◆ **WRITTEN PROBLEM**: Restate the whole listing exactly.

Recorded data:
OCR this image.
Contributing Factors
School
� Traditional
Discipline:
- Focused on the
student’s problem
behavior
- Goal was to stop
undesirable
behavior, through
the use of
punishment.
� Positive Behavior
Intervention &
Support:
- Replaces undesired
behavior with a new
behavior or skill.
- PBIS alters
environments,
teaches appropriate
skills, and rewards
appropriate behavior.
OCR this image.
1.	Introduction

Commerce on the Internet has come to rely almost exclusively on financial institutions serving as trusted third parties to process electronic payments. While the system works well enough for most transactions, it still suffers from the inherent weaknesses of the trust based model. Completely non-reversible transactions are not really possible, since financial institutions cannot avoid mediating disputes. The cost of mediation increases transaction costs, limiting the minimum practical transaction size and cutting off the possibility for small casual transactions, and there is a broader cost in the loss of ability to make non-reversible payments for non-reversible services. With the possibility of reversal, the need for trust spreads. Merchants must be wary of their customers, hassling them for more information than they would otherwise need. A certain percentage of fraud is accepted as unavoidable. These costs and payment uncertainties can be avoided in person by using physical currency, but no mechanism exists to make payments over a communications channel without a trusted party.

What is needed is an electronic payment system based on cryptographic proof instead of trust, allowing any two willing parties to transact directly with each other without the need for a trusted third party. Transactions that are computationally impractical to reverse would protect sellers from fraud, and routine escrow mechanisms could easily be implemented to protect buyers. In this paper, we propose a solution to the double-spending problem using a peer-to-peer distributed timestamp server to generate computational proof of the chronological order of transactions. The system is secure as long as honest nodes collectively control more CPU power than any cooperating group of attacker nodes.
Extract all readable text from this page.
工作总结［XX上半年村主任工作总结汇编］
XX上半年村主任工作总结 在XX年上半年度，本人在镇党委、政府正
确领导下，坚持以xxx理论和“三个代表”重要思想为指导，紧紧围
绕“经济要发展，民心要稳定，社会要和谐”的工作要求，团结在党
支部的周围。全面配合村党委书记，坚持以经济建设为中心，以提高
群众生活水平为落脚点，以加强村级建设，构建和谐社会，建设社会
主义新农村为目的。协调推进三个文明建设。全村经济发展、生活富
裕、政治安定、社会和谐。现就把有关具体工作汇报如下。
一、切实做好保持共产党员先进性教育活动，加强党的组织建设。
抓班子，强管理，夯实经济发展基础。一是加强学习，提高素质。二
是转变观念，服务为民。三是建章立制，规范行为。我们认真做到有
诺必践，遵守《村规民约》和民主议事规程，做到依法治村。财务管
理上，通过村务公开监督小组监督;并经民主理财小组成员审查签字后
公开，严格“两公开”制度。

◆ **WRITTEN ANSWER**:
OCR this image.
Contributing Factors
School
� Traditional
Discipline:
- Focused on the
student’s problem
behavior
- Goal was to stop
undesirable
behavior, through
the use of
punishment.
� Positive Behavior
Intervention &
Support:
- Replaces undesired
behavior with a new
behavior or skill.
- PBIS alters
environments,
teaches appropriate
skills, and rewards
appropriate behavior.
OCR this image.
1.	Introduction

Commerce on the Internet has come to rely almost exclusively on financial institutions serving as trusted third parties to process electronic payments. While the system works well enough for most transactions, it still suffers from the inherent weaknesses of the trust based model. Completely non-reversible transactions are not really possible, since financial institutions cannot avoid mediating disputes. The cost of mediation increases transaction costs, limiting the minimum practical transaction size and cutting off the possibility for small casual transactions, and there is a broader cost in the loss of ability to make non-reversible payments for non-reversible services. With the possibility of reversal, the need for trust spreads. Merchants must be wary of their customers, hassling them for more information than they would otherwise need. A certain percentage of fraud is accepted as unavoidable. These costs and payment uncertainties can be avoided in person by using physical currency, but no mechanism exists to make payments over a communications channel without a trusted party.

What is needed is an electronic payment system based on cryptographic proof instead of trust, allowing any two willing parties to transact directly with each other without the need for a trusted third party. Transactions that are computationally impractical to reverse would protect sellers from fraud, and routine escrow mechanisms could easily be implemented to protect buyers. In this paper, we propose a solution to the double-spending problem using a peer-to-peer distributed timestamp server to generate computational proof of the chronological order of transactions. The system is secure as long as honest nodes collectively control more CPU power than any cooperating group of attacker nodes.
Extract all readable text from this page.
工作总结［XX上半年村主任工作总结汇编］
XX上半年村主任工作总结 在XX年上半年度，本人在镇党委、政府正
确领导下，坚持以xxx理论和“三个代表”重要思想为指导，紧紧围
绕“经济要发展，民心要稳定，社会要和谐”的工作要求，团结在党
支部的周围。全面配合村党委书记，坚持以经济建设为中心，以提高
群众生活水平为落脚点，以加强村级建设，构建和谐社会，建设社会
主义新农村为目的。协调推进三个文明建设。全村经济发展、生活富
裕、政治安定、社会和谐。现就把有关具体工作汇报如下。
一、切实做好保持共产党员先进性教育活动，加强党的组织建设。
抓班子，强管理，夯实经济发展基础。一是加强学习，提高素质。二
是转变观念，服务为民。三是建章立制，规范行为。我们认真做到有
诺必践，遵守《村规民约》和民主议事规程，做到依法治村。财务管
理上，通过村务公开监督小组监督;并经民主理财小组成员审查签字后
公开，严格“两公开”制度。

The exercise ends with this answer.